Prompt
Set down the full listing exactly, character for character.

Information provided
....................

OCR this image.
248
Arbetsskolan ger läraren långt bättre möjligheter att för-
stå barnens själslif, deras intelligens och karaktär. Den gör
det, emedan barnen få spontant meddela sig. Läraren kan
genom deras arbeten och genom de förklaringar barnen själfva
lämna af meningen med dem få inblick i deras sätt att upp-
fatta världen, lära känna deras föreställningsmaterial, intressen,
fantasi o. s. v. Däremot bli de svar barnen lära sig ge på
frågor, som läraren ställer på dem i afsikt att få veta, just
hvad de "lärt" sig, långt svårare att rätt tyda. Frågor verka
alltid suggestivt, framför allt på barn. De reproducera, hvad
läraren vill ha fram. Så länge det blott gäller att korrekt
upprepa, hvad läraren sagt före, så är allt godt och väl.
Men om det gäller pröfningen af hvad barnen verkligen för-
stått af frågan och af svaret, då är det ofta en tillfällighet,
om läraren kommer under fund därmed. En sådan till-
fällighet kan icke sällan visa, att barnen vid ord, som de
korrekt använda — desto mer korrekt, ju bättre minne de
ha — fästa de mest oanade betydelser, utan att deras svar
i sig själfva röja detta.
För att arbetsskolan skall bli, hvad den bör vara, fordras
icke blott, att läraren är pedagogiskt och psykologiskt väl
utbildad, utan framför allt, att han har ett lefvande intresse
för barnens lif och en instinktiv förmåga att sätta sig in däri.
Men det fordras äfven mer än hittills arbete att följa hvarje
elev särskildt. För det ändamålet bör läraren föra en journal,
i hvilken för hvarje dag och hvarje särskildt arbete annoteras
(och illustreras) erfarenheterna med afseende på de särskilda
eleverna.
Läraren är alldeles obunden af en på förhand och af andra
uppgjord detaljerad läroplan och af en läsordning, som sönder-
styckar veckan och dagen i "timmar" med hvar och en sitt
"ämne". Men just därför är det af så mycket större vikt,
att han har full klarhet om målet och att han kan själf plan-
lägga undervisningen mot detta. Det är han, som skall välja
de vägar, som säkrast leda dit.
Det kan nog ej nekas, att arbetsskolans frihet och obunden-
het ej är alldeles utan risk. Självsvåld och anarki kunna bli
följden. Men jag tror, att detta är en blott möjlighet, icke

....................

Written answer
OCR this image.
248
Arbetsskolan ger läraren långt bättre möjligheter att för-
stå barnens själslif, deras intelligens och karaktär. Den gör
det, emedan barnen få spontant meddela sig. Läraren kan
genom deras arbeten och genom de förklaringar barnen själfva
lämna af meningen med dem få inblick i deras sätt att upp-
fatta världen, lära känna deras föreställningsmaterial, intressen,
fantasi o. s. v. Däremot bli de svar barnen lära sig ge på
frågor, som läraren ställer på dem i afsikt att få veta, just
hvad de "lärt" sig, långt svårare att rätt tyda. Frågor verka
alltid suggestivt, framför allt på barn. De reproducera, hvad
läraren vill ha fram. Så länge det blott gäller att korrekt
upprepa, hvad läraren sagt före, så är allt godt och väl.
Men om det gäller pröfningen af hvad barnen verkligen för-
stått af frågan och af svaret, då är det ofta en tillfällighet,
om läraren kommer under fund därmed. En sådan till-
fällighet kan icke sällan visa, att barnen vid ord, som de
korrekt använda — desto mer korrekt, ju bättre minne de
ha — fästa de mest oanade betydelser, utan att deras svar
i sig själfva röja detta.
För att arbetsskolan skall bli, hvad den bör vara, fordras
icke blott, att läraren är pedagogiskt och psykologiskt väl
utbildad, utan framför allt, att han har ett lefvande intresse
för barnens lif och en instinktiv förmåga att sätta sig in däri.
Men det fordras äfven mer än hittills arbete att följa hvarje
elev särskildt. För det ändamålet bör läraren föra en journal,
i hvilken för hvarje dag och hvarje särskildt arbete annoteras
(och illustreras) erfarenheterna med afseende på de särskilda
eleverna.
Läraren är alldeles obunden af en på förhand och af andra
uppgjord detaljerad läroplan och af en läsordning, som sönder-
styckar veckan och dagen i "timmar" med hvar och en sitt
"ämne". Men just därför är det af så mycket större vikt,
att han har full klarhet om målet och att han kan själf plan-
lägga undervisningen mot detta. Det är han, som skall välja
de vägar, som säkrast leda dit.
Det kan nog ej nekas, att arbetsskolans frihet och obunden-
het ej är alldeles utan risk. Självsvåld och anarki kunna bli
följden. Men jag tror, att detta är en blott möjlighet, icke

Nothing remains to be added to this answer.